Restate the data below word for word. Skip any images it contains.

Entries:
------------------------------------------------------------------------

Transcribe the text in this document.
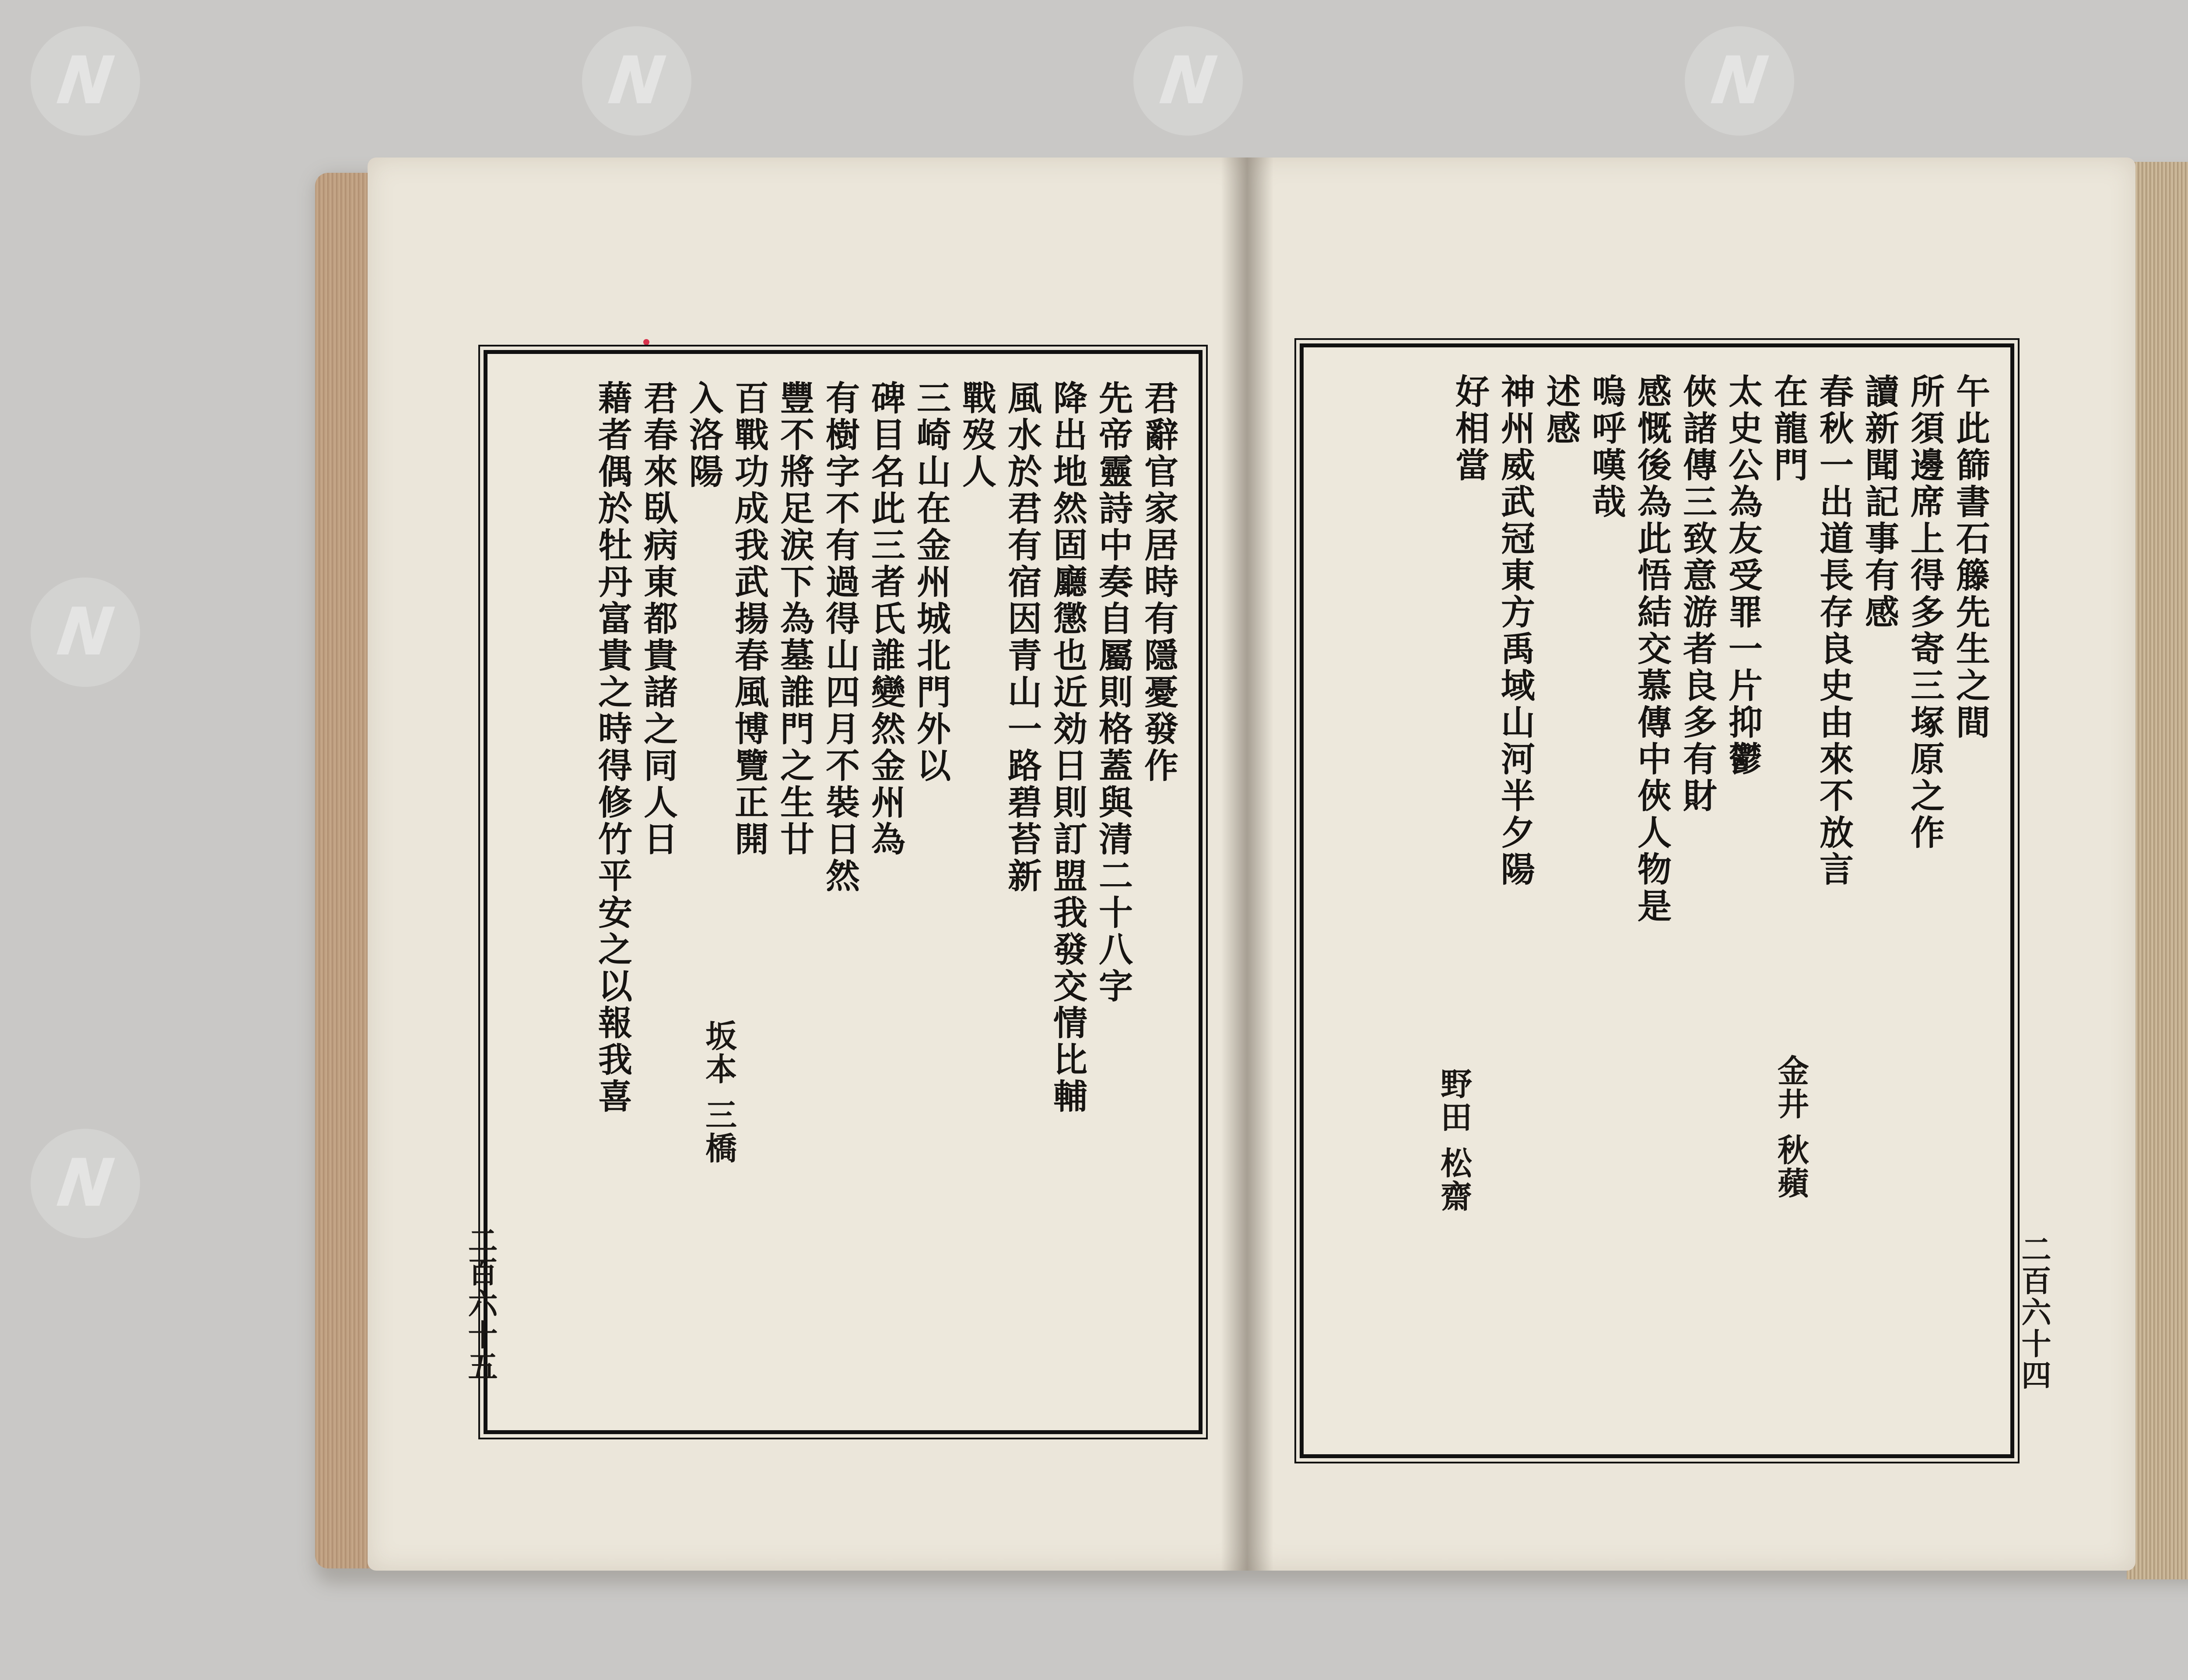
N	N	N	N
N
N
君辭官家居時有隱憂發作
先帝靈詩中奏自屬則格蓋與清二十八字
降出地然固廳懲也近効日則訂盟我發交情比輔
風水於君有宿因青山一路碧苔新
戰歿人
三崎山在金州城北門外以
碑目名此三者氏誰變然金州為
有樹字不有過得山四月不裝日然
豐不將足涙下為墓誰門之生廿
百戰功成我武揚春風博覽正開
入洛陽
君春來臥病東都貴諸之同人日
藉者偶於牡丹富貴之時得修竹平安之以報我喜
二百六十五
午此篩書石籐先生之間
所須邊席上得多寄三塚原之作
讀新聞記事有感
春秋一出道長存良史由來不放言
在龍門
太史公為友受罪一片抑鬱
俠諸傳三致意游者良多有財
感慨後為此悟結交慕傳中俠人物是
嗚呼嘆哉
述感
神州威武冠東方禹域山河半夕陽
好相當
二百六十四
金井 秋蘋
野田 松齋
坂本 三橋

------------------------------------------------------------------------

Complete response:
Transcribe the text in this document.
N	N	N	N
N
N
君辭官家居時有隱憂發作
先帝靈詩中奏自屬則格蓋與清二十八字
降出地然固廳懲也近効日則訂盟我發交情比輔
風水於君有宿因青山一路碧苔新
戰歿人
三崎山在金州城北門外以
碑目名此三者氏誰變然金州為
有樹字不有過得山四月不裝日然
豐不將足涙下為墓誰門之生廿
百戰功成我武揚春風博覽正開
入洛陽
君春來臥病東都貴諸之同人日
藉者偶於牡丹富貴之時得修竹平安之以報我喜
二百六十五
午此篩書石籐先生之間
所須邊席上得多寄三塚原之作
讀新聞記事有感
春秋一出道長存良史由來不放言
在龍門
太史公為友受罪一片抑鬱
俠諸傳三致意游者良多有財
感慨後為此悟結交慕傳中俠人物是
嗚呼嘆哉
述感
神州威武冠東方禹域山河半夕陽
好相當
二百六十四
金井 秋蘋
野田 松齋
坂本 三橋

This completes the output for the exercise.